● Items from a figure collection:
▼

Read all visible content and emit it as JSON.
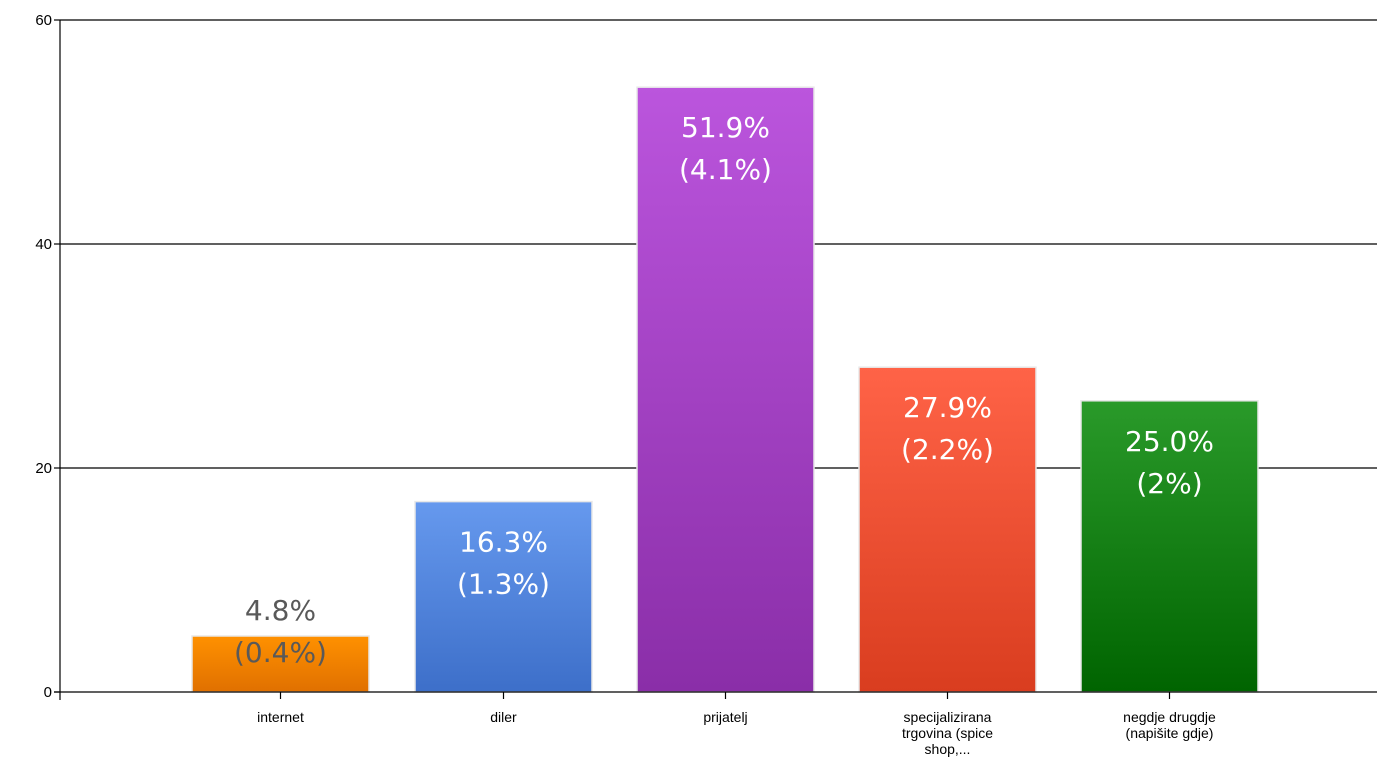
{
  "chart_data": {
    "type": "bar",
    "title": "",
    "xlabel": "",
    "ylabel": "",
    "ylim": [
      0,
      60
    ],
    "yticks": [
      0,
      20,
      40,
      60
    ],
    "grid": true,
    "categories": [
      [
        "internet"
      ],
      [
        "diler"
      ],
      [
        "prijatelj"
      ],
      [
        "specijalizirana",
        "trgovina (spice",
        "shop,..."
      ],
      [
        "negdje drugdje",
        "(napišite gdje)"
      ]
    ],
    "values": [
      5,
      17,
      54,
      29,
      26
    ],
    "bar_colors": [
      [
        "#ff9100",
        "#e07000"
      ],
      [
        "#6699ee",
        "#3d6fc9"
      ],
      [
        "#bb55dd",
        "#8a2ea8"
      ],
      [
        "#ff6347",
        "#d93d1f"
      ],
      [
        "#2a9a2a",
        "#006400"
      ]
    ],
    "data_labels": [
      [
        "4.8%",
        "(0.4%)"
      ],
      [
        "16.3%",
        "(1.3%)"
      ],
      [
        "51.9%",
        "(4.1%)"
      ],
      [
        "27.9%",
        "(2.2%)"
      ],
      [
        "25.0%",
        "(2%)"
      ]
    ],
    "data_label_colors": [
      "#595959",
      "#ffffff",
      "#ffffff",
      "#ffffff",
      "#ffffff"
    ]
  }
}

▲

Reproduce the material word for word. Any pictures should be left out of the copy.

● Exercise output:
Read all visible content and emit it as JSON.
{
  "chart_data": {
    "type": "bar",
    "title": "",
    "xlabel": "",
    "ylabel": "",
    "ylim": [
      0,
      60
    ],
    "yticks": [
      0,
      20,
      40,
      60
    ],
    "grid": true,
    "categories": [
      [
        "internet"
      ],
      [
        "diler"
      ],
      [
        "prijatelj"
      ],
      [
        "specijalizirana",
        "trgovina (spice",
        "shop,..."
      ],
      [
        "negdje drugdje",
        "(napišite gdje)"
      ]
    ],
    "values": [
      5,
      17,
      54,
      29,
      26
    ],
    "bar_colors": [
      [
        "#ff9100",
        "#e07000"
      ],
      [
        "#6699ee",
        "#3d6fc9"
      ],
      [
        "#bb55dd",
        "#8a2ea8"
      ],
      [
        "#ff6347",
        "#d93d1f"
      ],
      [
        "#2a9a2a",
        "#006400"
      ]
    ],
    "data_labels": [
      [
        "4.8%",
        "(0.4%)"
      ],
      [
        "16.3%",
        "(1.3%)"
      ],
      [
        "51.9%",
        "(4.1%)"
      ],
      [
        "27.9%",
        "(2.2%)"
      ],
      [
        "25.0%",
        "(2%)"
      ]
    ],
    "data_label_colors": [
      "#595959",
      "#ffffff",
      "#ffffff",
      "#ffffff",
      "#ffffff"
    ]
  }
}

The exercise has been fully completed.